WHAT THIS TASK INVOLVES
Scan the data beneath this task and copy each line that includes "coords".

Dataset records
---------------

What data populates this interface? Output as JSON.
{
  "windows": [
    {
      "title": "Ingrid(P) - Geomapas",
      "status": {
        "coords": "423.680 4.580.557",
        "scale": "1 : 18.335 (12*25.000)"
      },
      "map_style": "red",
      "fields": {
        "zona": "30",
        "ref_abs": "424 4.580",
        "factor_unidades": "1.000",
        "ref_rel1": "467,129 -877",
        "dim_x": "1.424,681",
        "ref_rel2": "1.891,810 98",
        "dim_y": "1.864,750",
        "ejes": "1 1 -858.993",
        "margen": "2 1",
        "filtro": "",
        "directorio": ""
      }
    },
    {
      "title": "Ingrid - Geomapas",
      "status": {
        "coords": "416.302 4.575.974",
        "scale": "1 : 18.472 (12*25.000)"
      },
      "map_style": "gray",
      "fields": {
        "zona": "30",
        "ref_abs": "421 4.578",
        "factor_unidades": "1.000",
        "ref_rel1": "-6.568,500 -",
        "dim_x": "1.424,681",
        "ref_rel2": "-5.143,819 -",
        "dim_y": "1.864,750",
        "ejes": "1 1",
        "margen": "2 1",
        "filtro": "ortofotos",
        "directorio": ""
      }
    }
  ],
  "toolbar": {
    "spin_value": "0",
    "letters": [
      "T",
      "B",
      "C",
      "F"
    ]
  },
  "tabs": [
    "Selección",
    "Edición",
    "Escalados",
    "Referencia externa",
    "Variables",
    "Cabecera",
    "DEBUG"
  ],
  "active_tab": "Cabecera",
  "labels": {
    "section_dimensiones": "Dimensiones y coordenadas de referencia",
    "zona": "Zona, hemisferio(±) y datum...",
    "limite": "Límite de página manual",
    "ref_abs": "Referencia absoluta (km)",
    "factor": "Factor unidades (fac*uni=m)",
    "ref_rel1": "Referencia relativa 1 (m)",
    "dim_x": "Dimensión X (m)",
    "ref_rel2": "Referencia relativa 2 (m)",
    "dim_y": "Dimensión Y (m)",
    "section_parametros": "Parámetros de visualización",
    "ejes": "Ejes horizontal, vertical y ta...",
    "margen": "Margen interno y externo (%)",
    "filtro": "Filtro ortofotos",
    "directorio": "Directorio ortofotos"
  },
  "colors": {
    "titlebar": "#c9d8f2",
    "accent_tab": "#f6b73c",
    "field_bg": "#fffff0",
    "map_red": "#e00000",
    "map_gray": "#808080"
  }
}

---------------

RESPONSE FOR THIS EXERCISE
        "coords": "423.680 4.580.557",
        "coords": "416.302 4.575.974",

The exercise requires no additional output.